* [WHAT TO PRODUCE]:
Transcribe every entry word for word, but skip the images.

====== THE RECORDS

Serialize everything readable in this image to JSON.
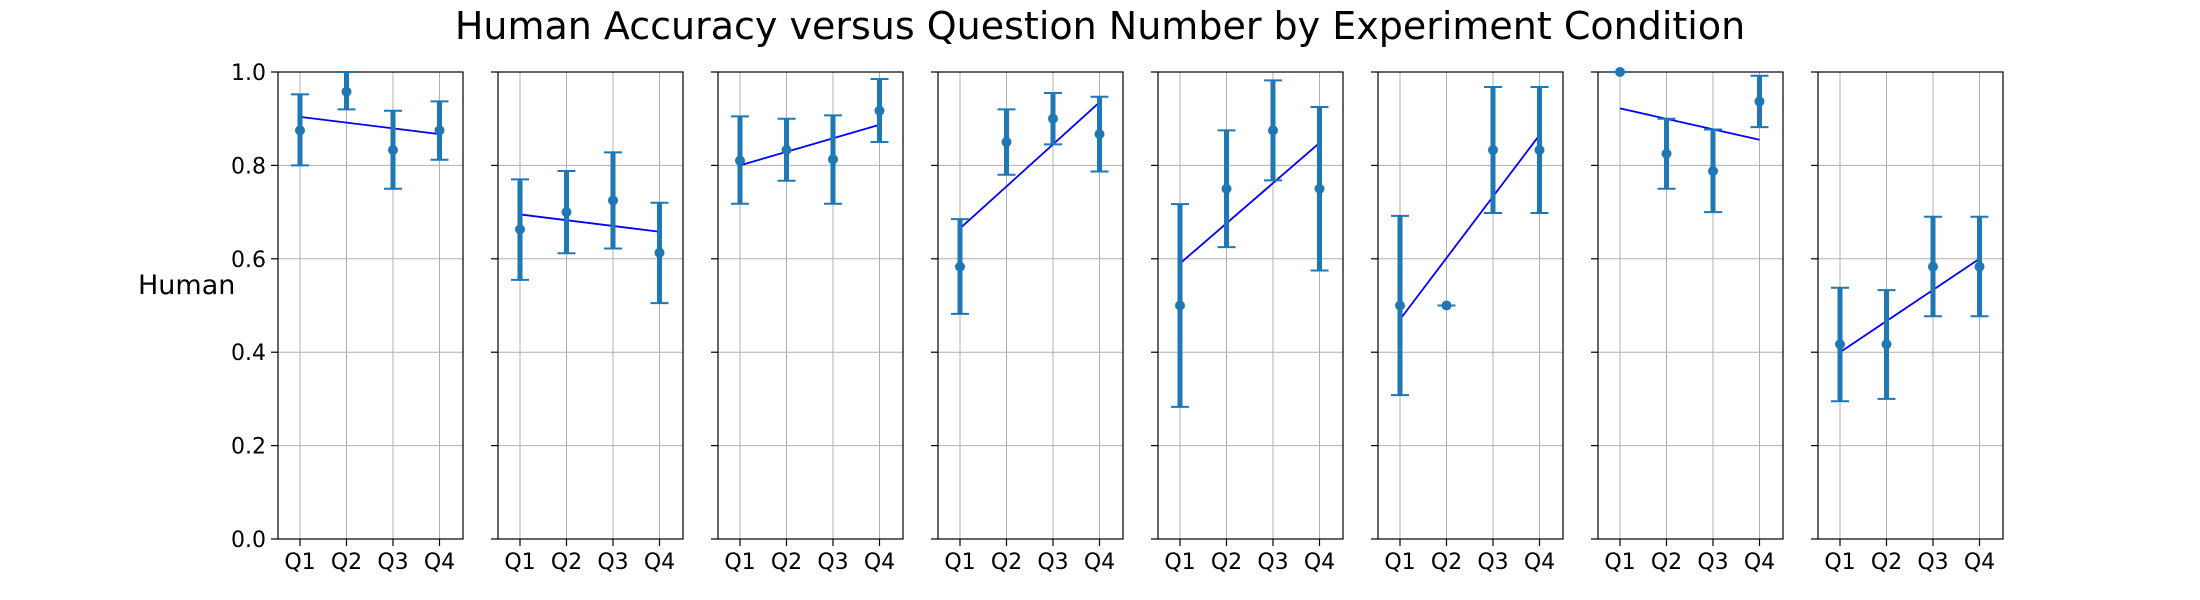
{
  "chart_data": {
    "type": "scatter",
    "title": "Human Accuracy versus Question Number by Experiment Condition",
    "ylabel": "Human",
    "xlabel": "",
    "categories": [
      "Q1",
      "Q2",
      "Q3",
      "Q4"
    ],
    "ylim": [
      0.0,
      1.0
    ],
    "yticks": [
      "0.0",
      "0.2",
      "0.4",
      "0.6",
      "0.8",
      "1.0"
    ],
    "grid": true,
    "colors": {
      "marker": "#1f77b4",
      "errorbar": "#1f77b4",
      "trendline": "#0000ff"
    },
    "panels": [
      {
        "values": [
          0.875,
          0.958,
          0.833,
          0.875
        ],
        "err_low": [
          0.8,
          0.92,
          0.75,
          0.812
        ],
        "err_high": [
          0.952,
          1.0,
          0.917,
          0.937
        ],
        "trend": [
          0.904,
          0.867
        ]
      },
      {
        "values": [
          0.663,
          0.7,
          0.725,
          0.613
        ],
        "err_low": [
          0.555,
          0.612,
          0.622,
          0.505
        ],
        "err_high": [
          0.77,
          0.788,
          0.828,
          0.72
        ],
        "trend": [
          0.695,
          0.658
        ]
      },
      {
        "values": [
          0.81,
          0.833,
          0.813,
          0.917
        ],
        "err_low": [
          0.718,
          0.767,
          0.718,
          0.85
        ],
        "err_high": [
          0.905,
          0.9,
          0.907,
          0.985
        ],
        "trend": [
          0.8,
          0.887
        ]
      },
      {
        "values": [
          0.583,
          0.85,
          0.9,
          0.867
        ],
        "err_low": [
          0.482,
          0.78,
          0.845,
          0.787
        ],
        "err_high": [
          0.685,
          0.92,
          0.955,
          0.947
        ],
        "trend": [
          0.665,
          0.935
        ]
      },
      {
        "values": [
          0.5,
          0.75,
          0.875,
          0.75
        ],
        "err_low": [
          0.283,
          0.625,
          0.768,
          0.575
        ],
        "err_high": [
          0.717,
          0.875,
          0.982,
          0.925
        ],
        "trend": [
          0.59,
          0.848
        ]
      },
      {
        "values": [
          0.5,
          0.5,
          0.833,
          0.833
        ],
        "err_low": [
          0.308,
          0.5,
          0.698,
          0.698
        ],
        "err_high": [
          0.692,
          0.5,
          0.968,
          0.968
        ],
        "trend": [
          0.47,
          0.865
        ]
      },
      {
        "values": [
          1.0,
          0.825,
          0.788,
          0.937
        ],
        "err_low": [
          1.0,
          0.75,
          0.7,
          0.882
        ],
        "err_high": [
          1.0,
          0.9,
          0.877,
          0.992
        ],
        "trend": [
          0.922,
          0.855
        ]
      },
      {
        "values": [
          0.417,
          0.417,
          0.583,
          0.583
        ],
        "err_low": [
          0.295,
          0.3,
          0.477,
          0.477
        ],
        "err_high": [
          0.538,
          0.533,
          0.69,
          0.69
        ],
        "trend": [
          0.4,
          0.6
        ]
      }
    ]
  }
}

============

* [ANSWER TO THIS TASK]:
Serialize everything readable in this image to JSON.
{
  "chart_data": {
    "type": "scatter",
    "title": "Human Accuracy versus Question Number by Experiment Condition",
    "ylabel": "Human",
    "xlabel": "",
    "categories": [
      "Q1",
      "Q2",
      "Q3",
      "Q4"
    ],
    "ylim": [
      0.0,
      1.0
    ],
    "yticks": [
      "0.0",
      "0.2",
      "0.4",
      "0.6",
      "0.8",
      "1.0"
    ],
    "grid": true,
    "colors": {
      "marker": "#1f77b4",
      "errorbar": "#1f77b4",
      "trendline": "#0000ff"
    },
    "panels": [
      {
        "values": [
          0.875,
          0.958,
          0.833,
          0.875
        ],
        "err_low": [
          0.8,
          0.92,
          0.75,
          0.812
        ],
        "err_high": [
          0.952,
          1.0,
          0.917,
          0.937
        ],
        "trend": [
          0.904,
          0.867
        ]
      },
      {
        "values": [
          0.663,
          0.7,
          0.725,
          0.613
        ],
        "err_low": [
          0.555,
          0.612,
          0.622,
          0.505
        ],
        "err_high": [
          0.77,
          0.788,
          0.828,
          0.72
        ],
        "trend": [
          0.695,
          0.658
        ]
      },
      {
        "values": [
          0.81,
          0.833,
          0.813,
          0.917
        ],
        "err_low": [
          0.718,
          0.767,
          0.718,
          0.85
        ],
        "err_high": [
          0.905,
          0.9,
          0.907,
          0.985
        ],
        "trend": [
          0.8,
          0.887
        ]
      },
      {
        "values": [
          0.583,
          0.85,
          0.9,
          0.867
        ],
        "err_low": [
          0.482,
          0.78,
          0.845,
          0.787
        ],
        "err_high": [
          0.685,
          0.92,
          0.955,
          0.947
        ],
        "trend": [
          0.665,
          0.935
        ]
      },
      {
        "values": [
          0.5,
          0.75,
          0.875,
          0.75
        ],
        "err_low": [
          0.283,
          0.625,
          0.768,
          0.575
        ],
        "err_high": [
          0.717,
          0.875,
          0.982,
          0.925
        ],
        "trend": [
          0.59,
          0.848
        ]
      },
      {
        "values": [
          0.5,
          0.5,
          0.833,
          0.833
        ],
        "err_low": [
          0.308,
          0.5,
          0.698,
          0.698
        ],
        "err_high": [
          0.692,
          0.5,
          0.968,
          0.968
        ],
        "trend": [
          0.47,
          0.865
        ]
      },
      {
        "values": [
          1.0,
          0.825,
          0.788,
          0.937
        ],
        "err_low": [
          1.0,
          0.75,
          0.7,
          0.882
        ],
        "err_high": [
          1.0,
          0.9,
          0.877,
          0.992
        ],
        "trend": [
          0.922,
          0.855
        ]
      },
      {
        "values": [
          0.417,
          0.417,
          0.583,
          0.583
        ],
        "err_low": [
          0.295,
          0.3,
          0.477,
          0.477
        ],
        "err_high": [
          0.538,
          0.533,
          0.69,
          0.69
        ],
        "trend": [
          0.4,
          0.6
        ]
      }
    ]
  }
}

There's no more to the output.